Give back the entire listing verbatim.

■ **Figure content listings**
--- --- ---
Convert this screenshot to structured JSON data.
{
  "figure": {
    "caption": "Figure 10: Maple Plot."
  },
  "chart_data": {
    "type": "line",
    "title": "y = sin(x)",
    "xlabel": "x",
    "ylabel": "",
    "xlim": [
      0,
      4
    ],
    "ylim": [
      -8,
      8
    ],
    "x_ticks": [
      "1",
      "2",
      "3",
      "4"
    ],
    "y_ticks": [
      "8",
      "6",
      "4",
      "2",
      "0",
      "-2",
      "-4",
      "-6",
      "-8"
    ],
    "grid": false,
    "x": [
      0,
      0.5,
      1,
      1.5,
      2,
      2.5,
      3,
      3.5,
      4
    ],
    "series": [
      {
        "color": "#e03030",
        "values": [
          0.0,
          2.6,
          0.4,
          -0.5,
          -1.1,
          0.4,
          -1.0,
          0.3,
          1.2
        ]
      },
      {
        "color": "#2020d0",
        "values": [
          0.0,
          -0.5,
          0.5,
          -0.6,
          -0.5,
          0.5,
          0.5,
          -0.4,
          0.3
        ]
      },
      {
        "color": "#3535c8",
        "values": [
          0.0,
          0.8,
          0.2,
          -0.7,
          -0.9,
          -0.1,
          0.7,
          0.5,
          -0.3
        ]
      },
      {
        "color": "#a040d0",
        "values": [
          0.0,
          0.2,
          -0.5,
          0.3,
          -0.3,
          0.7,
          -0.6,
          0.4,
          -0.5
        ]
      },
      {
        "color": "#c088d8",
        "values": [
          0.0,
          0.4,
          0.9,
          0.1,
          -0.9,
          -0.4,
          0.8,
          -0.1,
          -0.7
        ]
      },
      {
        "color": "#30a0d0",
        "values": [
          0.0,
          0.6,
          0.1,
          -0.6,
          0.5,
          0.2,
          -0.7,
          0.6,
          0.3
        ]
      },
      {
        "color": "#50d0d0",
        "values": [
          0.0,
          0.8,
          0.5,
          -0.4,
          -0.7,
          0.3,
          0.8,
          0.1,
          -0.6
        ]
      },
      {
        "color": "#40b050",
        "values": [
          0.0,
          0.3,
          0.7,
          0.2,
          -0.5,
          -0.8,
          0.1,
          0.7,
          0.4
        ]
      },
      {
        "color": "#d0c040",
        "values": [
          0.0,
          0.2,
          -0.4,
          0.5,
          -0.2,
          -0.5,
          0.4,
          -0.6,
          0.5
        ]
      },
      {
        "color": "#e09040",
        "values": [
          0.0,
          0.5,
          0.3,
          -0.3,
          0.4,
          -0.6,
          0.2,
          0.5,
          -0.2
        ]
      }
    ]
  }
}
--- --- ---
■ **Task result**
Convert this screenshot to structured JSON data.
{
  "figure": {
    "caption": "Figure 10: Maple Plot."
  },
  "chart_data": {
    "type": "line",
    "title": "y = sin(x)",
    "xlabel": "x",
    "ylabel": "",
    "xlim": [
      0,
      4
    ],
    "ylim": [
      -8,
      8
    ],
    "x_ticks": [
      "1",
      "2",
      "3",
      "4"
    ],
    "y_ticks": [
      "8",
      "6",
      "4",
      "2",
      "0",
      "-2",
      "-4",
      "-6",
      "-8"
    ],
    "grid": false,
    "x": [
      0,
      0.5,
      1,
      1.5,
      2,
      2.5,
      3,
      3.5,
      4
    ],
    "series": [
      {
        "color": "#e03030",
        "values": [
          0.0,
          2.6,
          0.4,
          -0.5,
          -1.1,
          0.4,
          -1.0,
          0.3,
          1.2
        ]
      },
      {
        "color": "#2020d0",
        "values": [
          0.0,
          -0.5,
          0.5,
          -0.6,
          -0.5,
          0.5,
          0.5,
          -0.4,
          0.3
        ]
      },
      {
        "color": "#3535c8",
        "values": [
          0.0,
          0.8,
          0.2,
          -0.7,
          -0.9,
          -0.1,
          0.7,
          0.5,
          -0.3
        ]
      },
      {
        "color": "#a040d0",
        "values": [
          0.0,
          0.2,
          -0.5,
          0.3,
          -0.3,
          0.7,
          -0.6,
          0.4,
          -0.5
        ]
      },
      {
        "color": "#c088d8",
        "values": [
          0.0,
          0.4,
          0.9,
          0.1,
          -0.9,
          -0.4,
          0.8,
          -0.1,
          -0.7
        ]
      },
      {
        "color": "#30a0d0",
        "values": [
          0.0,
          0.6,
          0.1,
          -0.6,
          0.5,
          0.2,
          -0.7,
          0.6,
          0.3
        ]
      },
      {
        "color": "#50d0d0",
        "values": [
          0.0,
          0.8,
          0.5,
          -0.4,
          -0.7,
          0.3,
          0.8,
          0.1,
          -0.6
        ]
      },
      {
        "color": "#40b050",
        "values": [
          0.0,
          0.3,
          0.7,
          0.2,
          -0.5,
          -0.8,
          0.1,
          0.7,
          0.4
        ]
      },
      {
        "color": "#d0c040",
        "values": [
          0.0,
          0.2,
          -0.4,
          0.5,
          -0.2,
          -0.5,
          0.4,
          -0.6,
          0.5
        ]
      },
      {
        "color": "#e09040",
        "values": [
          0.0,
          0.5,
          0.3,
          -0.3,
          0.4,
          -0.6,
          0.2,
          0.5,
          -0.2
        ]
      }
    ]
  }
}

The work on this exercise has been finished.